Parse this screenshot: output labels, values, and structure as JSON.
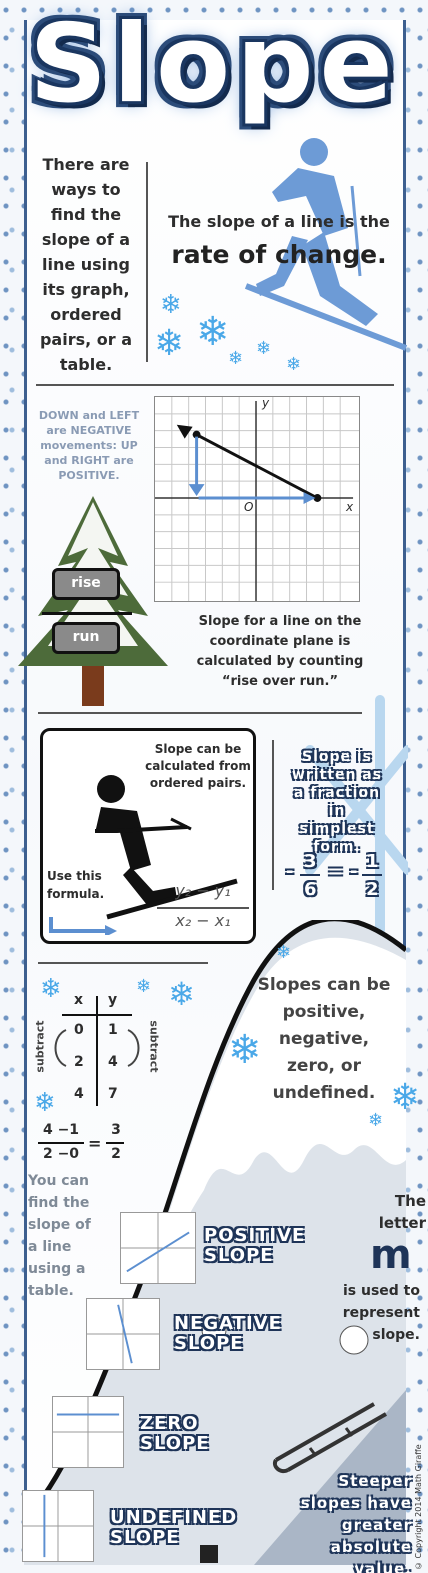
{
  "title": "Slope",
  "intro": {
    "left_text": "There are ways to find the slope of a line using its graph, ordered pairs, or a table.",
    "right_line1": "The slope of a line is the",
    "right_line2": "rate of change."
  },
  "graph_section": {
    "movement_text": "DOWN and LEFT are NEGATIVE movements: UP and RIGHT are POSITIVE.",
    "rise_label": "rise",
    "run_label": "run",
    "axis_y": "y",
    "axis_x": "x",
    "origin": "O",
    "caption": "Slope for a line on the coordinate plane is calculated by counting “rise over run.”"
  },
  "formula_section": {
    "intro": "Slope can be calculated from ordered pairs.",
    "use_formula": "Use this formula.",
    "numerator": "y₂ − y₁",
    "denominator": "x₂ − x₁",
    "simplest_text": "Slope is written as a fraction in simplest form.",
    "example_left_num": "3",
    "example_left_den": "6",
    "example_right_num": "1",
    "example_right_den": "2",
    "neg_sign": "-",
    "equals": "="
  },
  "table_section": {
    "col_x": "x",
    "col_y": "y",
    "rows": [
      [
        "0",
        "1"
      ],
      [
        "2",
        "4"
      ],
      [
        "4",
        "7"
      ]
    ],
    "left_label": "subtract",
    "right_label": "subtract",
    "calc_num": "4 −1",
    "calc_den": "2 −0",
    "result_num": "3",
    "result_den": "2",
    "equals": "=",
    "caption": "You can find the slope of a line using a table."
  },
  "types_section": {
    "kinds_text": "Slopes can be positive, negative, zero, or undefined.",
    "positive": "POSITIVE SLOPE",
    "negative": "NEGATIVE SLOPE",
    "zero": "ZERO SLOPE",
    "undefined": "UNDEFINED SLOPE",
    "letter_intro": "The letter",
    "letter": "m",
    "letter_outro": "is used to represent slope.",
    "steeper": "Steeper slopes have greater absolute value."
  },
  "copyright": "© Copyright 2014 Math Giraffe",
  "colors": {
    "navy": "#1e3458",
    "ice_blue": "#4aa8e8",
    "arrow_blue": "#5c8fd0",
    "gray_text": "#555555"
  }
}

» Task:
Strip out the images, then output the records above word for word.

» Result of this task:
Parse this screenshot: output labels, values, and structure as JSON.
{
  "title": "Slope",
  "intro": {
    "left_text": "There are ways to find the slope of a line using its graph, ordered pairs, or a table.",
    "right_line1": "The slope of a line is the",
    "right_line2": "rate of change."
  },
  "graph_section": {
    "movement_text": "DOWN and LEFT are NEGATIVE movements: UP and RIGHT are POSITIVE.",
    "rise_label": "rise",
    "run_label": "run",
    "axis_y": "y",
    "axis_x": "x",
    "origin": "O",
    "caption": "Slope for a line on the coordinate plane is calculated by counting “rise over run.”"
  },
  "formula_section": {
    "intro": "Slope can be calculated from ordered pairs.",
    "use_formula": "Use this formula.",
    "numerator": "y₂ − y₁",
    "denominator": "x₂ − x₁",
    "simplest_text": "Slope is written as a fraction in simplest form.",
    "example_left_num": "3",
    "example_left_den": "6",
    "example_right_num": "1",
    "example_right_den": "2",
    "neg_sign": "-",
    "equals": "="
  },
  "table_section": {
    "col_x": "x",
    "col_y": "y",
    "rows": [
      [
        "0",
        "1"
      ],
      [
        "2",
        "4"
      ],
      [
        "4",
        "7"
      ]
    ],
    "left_label": "subtract",
    "right_label": "subtract",
    "calc_num": "4 −1",
    "calc_den": "2 −0",
    "result_num": "3",
    "result_den": "2",
    "equals": "=",
    "caption": "You can find the slope of a line using a table."
  },
  "types_section": {
    "kinds_text": "Slopes can be positive, negative, zero, or undefined.",
    "positive": "POSITIVE SLOPE",
    "negative": "NEGATIVE SLOPE",
    "zero": "ZERO SLOPE",
    "undefined": "UNDEFINED SLOPE",
    "letter_intro": "The letter",
    "letter": "m",
    "letter_outro": "is used to represent slope.",
    "steeper": "Steeper slopes have greater absolute value."
  },
  "copyright": "© Copyright 2014 Math Giraffe",
  "colors": {
    "navy": "#1e3458",
    "ice_blue": "#4aa8e8",
    "arrow_blue": "#5c8fd0",
    "gray_text": "#555555"
  }
}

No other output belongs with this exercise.